TASK OBJECTIVE: Identify the lines that contain the string "Lämmitintä", then copy each of them.

— start of DATA LINES —

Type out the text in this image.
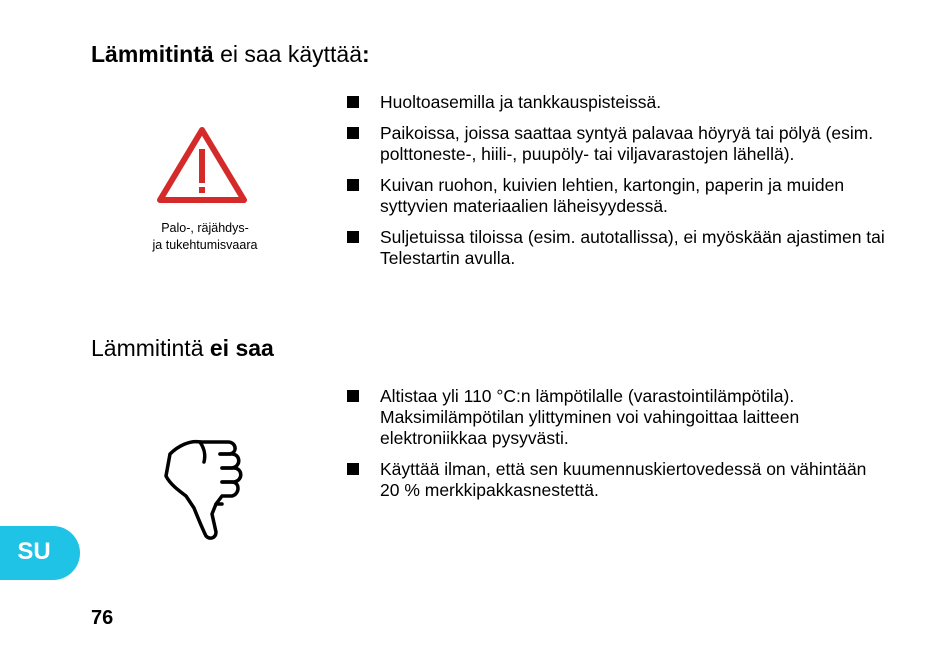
Lämmitintä ei saa käyttää:
Palo-, räjähdys-
ja tukehtumisvaara
Huoltoasemilla ja tankkauspisteissä.
Paikoissa, joissa saattaa syntyä palavaa höyryä tai pölyä (esim. polttoneste-, hiili-, puupöly- tai viljavarastojen lähellä).
Kuivan ruohon, kuivien lehtien, kartongin, paperin ja muiden syttyvien materiaalien läheisyydessä.
Suljetuissa tiloissa (esim. autotallissa), ei myöskään ajastimen tai Telestartin avulla.
Lämmitintä ei saa
Altistaa yli 110 °C:n lämpötilalle (varastointilämpötila). Maksimilämpötilan ylittyminen voi vahingoittaa laitteen elektroniikkaa pysyvästi.
Käyttää ilman, että sen kuumennuskiertovedessä on vähintään 20 % merkkipakkasnestettä.
SU
76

— end of DATA LINES —

THE OUTPUT:
Lämmitintä ei saa käyttää:
Lämmitintä ei saa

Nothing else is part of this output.